▶ _Written request_
Arrange every line of the listing below as a numbered list, dropping any blank lines and leaving out the pictures.
## START Source records
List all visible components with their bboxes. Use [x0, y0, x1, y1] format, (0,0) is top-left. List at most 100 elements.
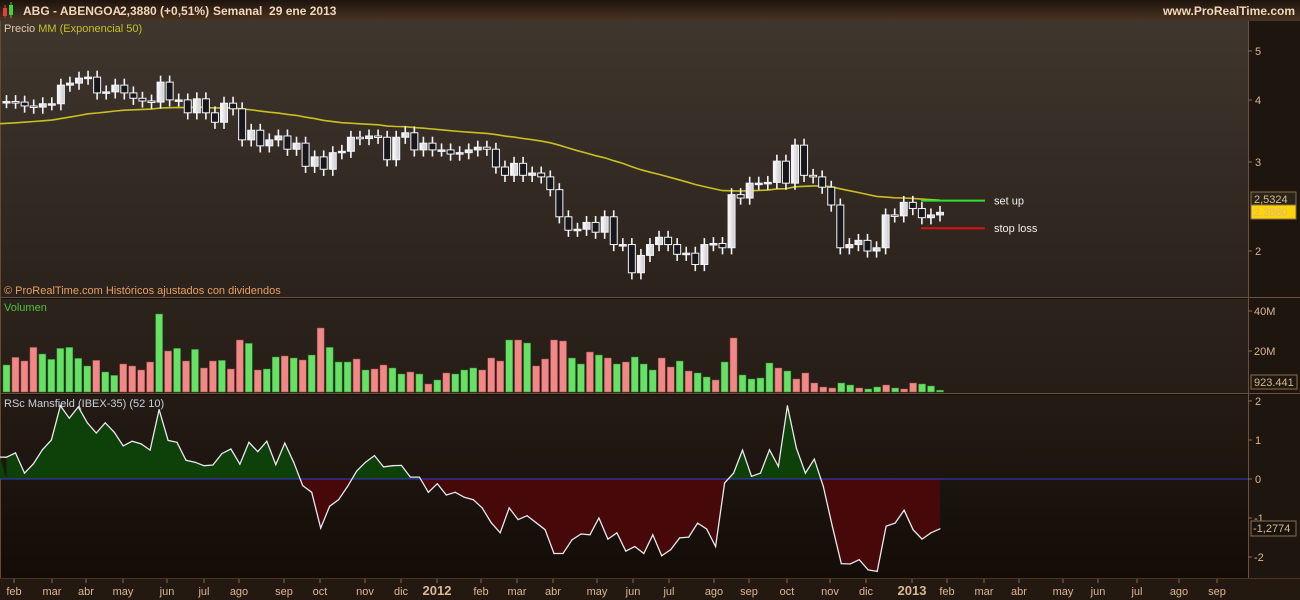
candle-body: [890, 214, 899, 217]
volume-bar: [83, 365, 92, 393]
rsc-point: [122, 445, 124, 447]
rsc-point: [688, 536, 690, 538]
time-tick-label: may: [587, 586, 608, 598]
rsc-point: [939, 528, 941, 530]
rsc-point: [571, 539, 573, 541]
volume-bar: [657, 357, 666, 393]
candle-body: [854, 239, 863, 246]
rsc-point: [499, 532, 501, 534]
volume-bar: [325, 347, 334, 393]
rsc-point: [840, 563, 842, 565]
candle-body: [763, 181, 772, 185]
volume-bar: [765, 362, 774, 393]
volume-bar: [272, 356, 280, 393]
candle-body: [827, 186, 836, 206]
volume-bar: [281, 355, 289, 393]
ema-value-badge: 2,5324: [1250, 191, 1297, 206]
rsc-point: [580, 533, 582, 535]
volume-bar: [918, 383, 926, 393]
rsc-point: [445, 494, 447, 496]
candle-body: [582, 221, 591, 230]
price-panel-label: Precio MM (Exponencial 50): [4, 23, 142, 35]
candle-body: [328, 152, 337, 170]
ema-value: 2,5324: [1254, 194, 1288, 206]
rsc-point: [212, 464, 214, 466]
rsc-point: [553, 552, 555, 555]
candle[interactable]: [627, 238, 636, 280]
candle-body: [908, 201, 917, 210]
candle[interactable]: [790, 138, 799, 190]
volume-bar: [792, 378, 801, 393]
candle-body: [736, 194, 745, 199]
volume-bar: [352, 358, 361, 393]
volume-bar: [595, 354, 603, 393]
candle-body: [727, 194, 736, 249]
candle-body: [790, 144, 799, 184]
volume-bar: [738, 374, 747, 393]
rsc-tick-label: 2: [1255, 396, 1261, 408]
volume-bar: [505, 339, 513, 393]
rsc-point: [598, 517, 600, 519]
rsc-point: [284, 442, 286, 444]
volume-bar: [137, 369, 145, 393]
rsc-value-badge: -1,2774: [1250, 520, 1297, 537]
rsc-point: [741, 449, 744, 451]
candle-body: [872, 247, 881, 252]
last-quote: 2,3880 (+0,51%): [120, 4, 209, 18]
volume-bar: [56, 348, 65, 393]
volume-bar: [550, 339, 558, 393]
candle-body: [591, 221, 600, 233]
candle-body: [881, 214, 890, 249]
candle-body: [165, 81, 174, 101]
volume-bar: [756, 377, 765, 393]
candle-body: [11, 101, 20, 104]
candle-body: [156, 81, 165, 103]
volume-bar: [2, 364, 11, 393]
time-tick-label: abr: [1011, 586, 1027, 598]
candle[interactable]: [836, 198, 845, 255]
rsc-point: [418, 476, 420, 478]
volume-bar: [541, 358, 549, 393]
candle-body: [926, 214, 935, 219]
volume-bar: [343, 361, 352, 393]
rsc-point: [95, 432, 97, 434]
candle-body: [20, 101, 29, 107]
rsc-point: [104, 422, 106, 424]
rsc-point: [50, 439, 52, 441]
time-tick-label: ago: [230, 586, 248, 598]
candle-body: [355, 136, 364, 140]
candle-body: [383, 136, 392, 161]
candle[interactable]: [800, 138, 809, 182]
volume-bar: [164, 350, 172, 393]
rsc-point: [311, 491, 313, 493]
time-tick-label: jun: [625, 586, 641, 598]
volume-bar: [514, 339, 522, 393]
rsc-point: [329, 505, 331, 507]
candle[interactable]: [238, 102, 247, 147]
rsc-point: [912, 529, 914, 531]
candle[interactable]: [727, 188, 736, 255]
rsc-point: [795, 447, 797, 449]
volume-bar: [200, 367, 208, 393]
candle-body: [138, 97, 147, 102]
candle-body: [183, 99, 192, 114]
volume-bar: [424, 383, 433, 393]
price-panel[interactable]: [0, 21, 1248, 297]
volume-bar: [927, 385, 935, 393]
candle-body: [410, 132, 419, 151]
rsc-point: [517, 518, 519, 521]
volume-bar: [397, 373, 406, 393]
rsc-point: [5, 456, 8, 458]
rsc-point: [364, 461, 367, 463]
rsc-point: [679, 537, 681, 539]
volume-bar: [20, 360, 29, 393]
rsc-point: [921, 538, 923, 540]
site-link[interactable]: www.ProRealTime.com: [1162, 4, 1295, 18]
rsc-point: [822, 485, 824, 488]
rsc-point: [544, 529, 546, 531]
rsc-point: [481, 507, 483, 509]
volume-bar: [631, 356, 639, 393]
candle[interactable]: [881, 208, 890, 255]
candle-body: [210, 112, 219, 123]
volume-bar: [568, 357, 576, 393]
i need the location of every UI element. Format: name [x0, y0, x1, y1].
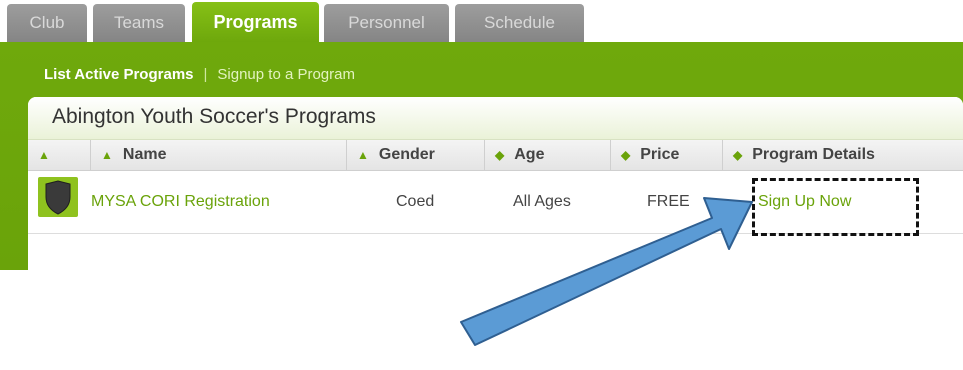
## END Source records
▶ _Result of this exercise_
1. List all visible components with their bboxes. Use [x0, y0, x1, y1] format, (0,0) is top-left. List at most 100 elements.
2. candle-body: [890, 214, 899, 217]
3. volume-bar: [83, 365, 92, 393]
4. rsc-point: [122, 445, 124, 447]
5. rsc-point: [688, 536, 690, 538]
6. time-tick-label: may: [587, 586, 608, 598]
7. rsc-point: [939, 528, 941, 530]
8. rsc-point: [571, 539, 573, 541]
9. volume-bar: [657, 357, 666, 393]
10. candle-body: [854, 239, 863, 246]
11. rsc-point: [499, 532, 501, 534]
12. volume-bar: [325, 347, 334, 393]
13. rsc-point: [840, 563, 842, 565]
14. candle-body: [763, 181, 772, 185]
15. volume-bar: [765, 362, 774, 393]
16. volume-bar: [272, 356, 280, 393]
17. candle-body: [827, 186, 836, 206]
18. volume-bar: [281, 355, 289, 393]
19. ema-value-badge: 2,5324: [1250, 191, 1297, 206]
20. rsc-point: [580, 533, 582, 535]
21. volume-bar: [918, 383, 926, 393]
22. rsc-point: [445, 494, 447, 496]
23. candle-body: [582, 221, 591, 230]
24. price-panel-label: Precio MM (Exponencial 50): [4, 23, 142, 35]
25. candle-body: [328, 152, 337, 170]
26. ema-value: 2,5324: [1254, 194, 1288, 206]
27. rsc-point: [212, 464, 214, 466]
28. rsc-point: [553, 552, 555, 555]
29. candle[interactable]: [627, 238, 636, 280]
30. candle-body: [908, 201, 917, 210]
31. candle[interactable]: [790, 138, 799, 190]
32. volume-bar: [792, 378, 801, 393]
33. candle-body: [736, 194, 745, 199]
34. volume-bar: [352, 358, 361, 393]
35. volume-bar: [595, 354, 603, 393]
36. candle-body: [727, 194, 736, 249]
37. candle-body: [790, 144, 799, 184]
38. volume-bar: [738, 374, 747, 393]
39. rsc-tick-label: 2: [1255, 396, 1261, 408]
40. volume-bar: [505, 339, 513, 393]
41. rsc-point: [598, 517, 600, 519]
42. rsc-point: [284, 442, 286, 444]
43. volume-bar: [137, 369, 145, 393]
44. rsc-value-badge: -1,2774: [1250, 520, 1297, 537]
45. rsc-point: [741, 449, 744, 451]
46. candle-body: [872, 247, 881, 252]
47. last-quote: 2,3880 (+0,51%): [120, 4, 209, 18]
48. volume-bar: [56, 348, 65, 393]
49. volume-bar: [550, 339, 558, 393]
50. candle-body: [591, 221, 600, 233]
51. candle-body: [881, 214, 890, 249]
52. candle-body: [165, 81, 174, 101]
53. volume-bar: [756, 377, 765, 393]
54. candle-body: [11, 101, 20, 104]
55. candle-body: [156, 81, 165, 103]
56. volume-bar: [2, 364, 11, 393]
57. time-tick-label: abr: [1011, 586, 1027, 598]
58. candle[interactable]: [836, 198, 845, 255]
59. rsc-point: [418, 476, 420, 478]
60. volume-bar: [541, 358, 549, 393]
61. candle-body: [926, 214, 935, 219]
62. volume-bar: [343, 361, 352, 393]
63. rsc-point: [95, 432, 97, 434]
64. candle-body: [20, 101, 29, 107]
65. rsc-point: [104, 422, 106, 424]
66. rsc-point: [50, 439, 52, 441]
67. time-tick-label: ago: [230, 586, 248, 598]
68. candle-body: [355, 136, 364, 140]
69. candle-body: [383, 136, 392, 161]
70. candle[interactable]: [800, 138, 809, 182]
71. volume-bar: [164, 350, 172, 393]
72. rsc-point: [311, 491, 313, 493]
73. time-tick-label: jun: [625, 586, 641, 598]
74. volume-bar: [514, 339, 522, 393]
75. rsc-point: [329, 505, 331, 507]
76. candle[interactable]: [238, 102, 247, 147]
77. rsc-point: [912, 529, 914, 531]
78. candle[interactable]: [727, 188, 736, 255]
79. rsc-point: [795, 447, 797, 449]
80. volume-bar: [200, 367, 208, 393]
81. candle-body: [138, 97, 147, 102]
82. candle-body: [183, 99, 192, 114]
83. volume-bar: [424, 383, 433, 393]
84. price-panel[interactable]: [0, 21, 1248, 297]
85. volume-bar: [927, 385, 935, 393]
86. candle-body: [410, 132, 419, 151]
87. rsc-point: [517, 518, 519, 521]
88. volume-bar: [397, 373, 406, 393]
89. rsc-point: [5, 456, 8, 458]
90. rsc-point: [364, 461, 367, 463]
91. rsc-point: [679, 537, 681, 539]
92. volume-bar: [20, 360, 29, 393]
93. rsc-point: [921, 538, 923, 540]
94. site-link[interactable]: www.ProRealTime.com: [1162, 4, 1295, 18]
95. rsc-point: [822, 485, 824, 488]
96. rsc-point: [544, 529, 546, 531]
97. rsc-point: [481, 507, 483, 509]
98. volume-bar: [631, 356, 639, 393]
99. candle[interactable]: [881, 208, 890, 255]
100. candle-body: [210, 112, 219, 123]
101. volume-bar: [568, 357, 576, 393]
102. i need the location of every UI element. Format: name [x0, y0, x1, y1].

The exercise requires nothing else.